### Data entries
%%

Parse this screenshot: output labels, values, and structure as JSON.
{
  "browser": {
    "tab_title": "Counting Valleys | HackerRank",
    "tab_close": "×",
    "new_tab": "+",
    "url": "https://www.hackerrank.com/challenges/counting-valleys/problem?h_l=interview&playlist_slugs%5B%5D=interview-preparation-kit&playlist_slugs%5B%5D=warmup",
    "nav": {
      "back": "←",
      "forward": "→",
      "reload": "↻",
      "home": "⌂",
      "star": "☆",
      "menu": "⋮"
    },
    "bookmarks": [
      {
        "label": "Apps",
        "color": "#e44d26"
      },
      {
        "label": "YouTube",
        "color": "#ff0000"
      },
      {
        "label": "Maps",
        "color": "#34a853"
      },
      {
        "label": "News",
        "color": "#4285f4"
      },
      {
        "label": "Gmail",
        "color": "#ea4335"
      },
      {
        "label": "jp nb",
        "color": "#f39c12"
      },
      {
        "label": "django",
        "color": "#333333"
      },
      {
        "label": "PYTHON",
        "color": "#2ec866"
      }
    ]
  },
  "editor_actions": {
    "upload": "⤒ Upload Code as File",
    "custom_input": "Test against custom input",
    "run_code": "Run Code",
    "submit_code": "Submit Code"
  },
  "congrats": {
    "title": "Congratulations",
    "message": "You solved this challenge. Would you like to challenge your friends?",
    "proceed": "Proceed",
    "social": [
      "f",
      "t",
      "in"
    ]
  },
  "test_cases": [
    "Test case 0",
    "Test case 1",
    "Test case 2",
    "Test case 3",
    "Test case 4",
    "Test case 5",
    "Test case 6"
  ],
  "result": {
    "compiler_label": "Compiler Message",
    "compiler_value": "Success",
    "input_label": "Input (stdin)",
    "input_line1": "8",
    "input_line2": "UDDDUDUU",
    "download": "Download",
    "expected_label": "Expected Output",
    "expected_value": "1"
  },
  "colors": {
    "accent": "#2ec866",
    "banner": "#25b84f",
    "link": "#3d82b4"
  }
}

%%

### TASK INSTRUCTIONS
Output the records verbatim, from the first line to the last.

### EXERCISE SOLUTION
Parse this screenshot: output labels, values, and structure as JSON.
{
  "browser": {
    "tab_title": "Counting Valleys | HackerRank",
    "tab_close": "×",
    "new_tab": "+",
    "url": "https://www.hackerrank.com/challenges/counting-valleys/problem?h_l=interview&playlist_slugs%5B%5D=interview-preparation-kit&playlist_slugs%5B%5D=warmup",
    "nav": {
      "back": "←",
      "forward": "→",
      "reload": "↻",
      "home": "⌂",
      "star": "☆",
      "menu": "⋮"
    },
    "bookmarks": [
      {
        "label": "Apps",
        "color": "#e44d26"
      },
      {
        "label": "YouTube",
        "color": "#ff0000"
      },
      {
        "label": "Maps",
        "color": "#34a853"
      },
      {
        "label": "News",
        "color": "#4285f4"
      },
      {
        "label": "Gmail",
        "color": "#ea4335"
      },
      {
        "label": "jp nb",
        "color": "#f39c12"
      },
      {
        "label": "django",
        "color": "#333333"
      },
      {
        "label": "PYTHON",
        "color": "#2ec866"
      }
    ]
  },
  "editor_actions": {
    "upload": "⤒ Upload Code as File",
    "custom_input": "Test against custom input",
    "run_code": "Run Code",
    "submit_code": "Submit Code"
  },
  "congrats": {
    "title": "Congratulations",
    "message": "You solved this challenge. Would you like to challenge your friends?",
    "proceed": "Proceed",
    "social": [
      "f",
      "t",
      "in"
    ]
  },
  "test_cases": [
    "Test case 0",
    "Test case 1",
    "Test case 2",
    "Test case 3",
    "Test case 4",
    "Test case 5",
    "Test case 6"
  ],
  "result": {
    "compiler_label": "Compiler Message",
    "compiler_value": "Success",
    "input_label": "Input (stdin)",
    "input_line1": "8",
    "input_line2": "UDDDUDUU",
    "download": "Download",
    "expected_label": "Expected Output",
    "expected_value": "1"
  },
  "colors": {
    "accent": "#2ec866",
    "banner": "#25b84f",
    "link": "#3d82b4"
  }
}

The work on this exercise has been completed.